== Record extracts ==

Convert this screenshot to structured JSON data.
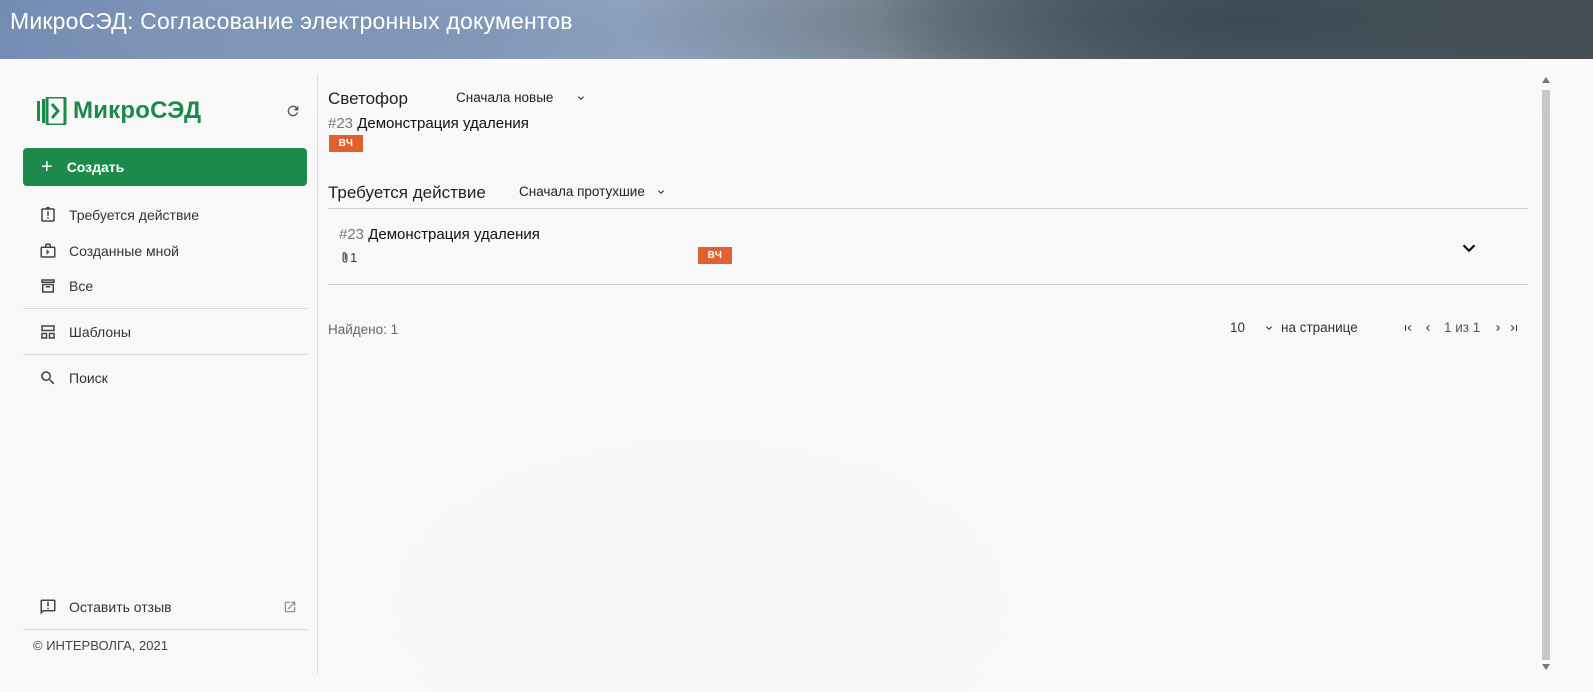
{
  "header": {
    "title": "МикроСЭД: Согласование электронных документов"
  },
  "sidebar": {
    "logo_text": "МикроСЭД",
    "create_label": "Создать",
    "items": [
      {
        "label": "Требуется действие",
        "icon": "clipboard-alert-icon"
      },
      {
        "label": "Созданные мной",
        "icon": "briefcase-icon"
      },
      {
        "label": "Все",
        "icon": "archive-icon"
      },
      {
        "label": "Шаблоны",
        "icon": "templates-icon"
      },
      {
        "label": "Поиск",
        "icon": "search-icon"
      }
    ],
    "feedback_label": "Оставить отзыв",
    "copyright": "© ИНТЕРВОЛГА, 2021"
  },
  "traffic": {
    "title": "Светофор",
    "sort": "Сначала новые",
    "doc_num": "#23",
    "doc_title": "Демонстрация удаления",
    "badge": "ВЧ"
  },
  "action": {
    "title": "Требуется действие",
    "sort": "Сначала протухшие",
    "rows": [
      {
        "num": "#23",
        "title": "Демонстрация удаления",
        "attachments": "1",
        "badge": "ВЧ"
      }
    ]
  },
  "footer": {
    "found": "Найдено: 1",
    "per_page_value": "10",
    "per_page_label": "на странице",
    "range": "1 из 1"
  },
  "colors": {
    "primary": "#1b8a4a",
    "badge": "#e2602f"
  }
}
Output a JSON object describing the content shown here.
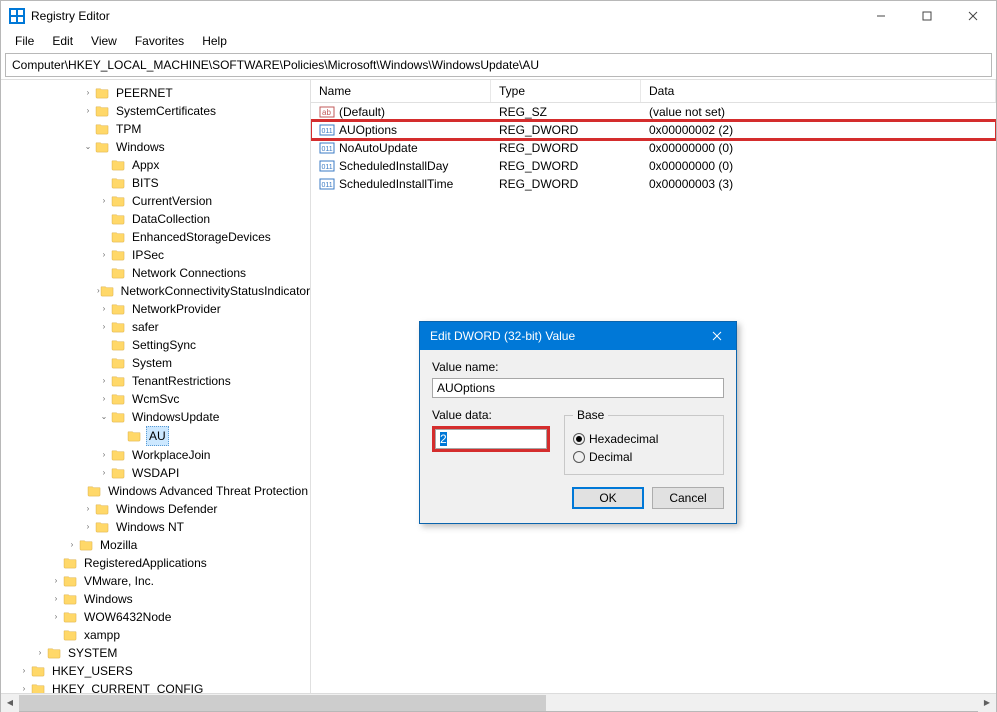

===

Problem details:
Each entry must be retyped word for word, with every image omitted.

Task response:
Convert this screenshot to structured JSON data.
{
  "header": {
    "title": "МикроСЭД: Согласование электронных документов"
  },
  "sidebar": {
    "logo_text": "МикроСЭД",
    "create_label": "Создать",
    "items": [
      {
        "label": "Требуется действие",
        "icon": "clipboard-alert-icon"
      },
      {
        "label": "Созданные мной",
        "icon": "briefcase-icon"
      },
      {
        "label": "Все",
        "icon": "archive-icon"
      },
      {
        "label": "Шаблоны",
        "icon": "templates-icon"
      },
      {
        "label": "Поиск",
        "icon": "search-icon"
      }
    ],
    "feedback_label": "Оставить отзыв",
    "copyright": "© ИНТЕРВОЛГА, 2021"
  },
  "traffic": {
    "title": "Светофор",
    "sort": "Сначала новые",
    "doc_num": "#23",
    "doc_title": "Демонстрация удаления",
    "badge": "ВЧ"
  },
  "action": {
    "title": "Требуется действие",
    "sort": "Сначала протухшие",
    "rows": [
      {
        "num": "#23",
        "title": "Демонстрация удаления",
        "attachments": "1",
        "badge": "ВЧ"
      }
    ]
  },
  "footer": {
    "found": "Найдено: 1",
    "per_page_value": "10",
    "per_page_label": "на странице",
    "range": "1 из 1"
  },
  "colors": {
    "primary": "#1b8a4a",
    "badge": "#e2602f"
  }
}
Output a JSON object describing the content shown here.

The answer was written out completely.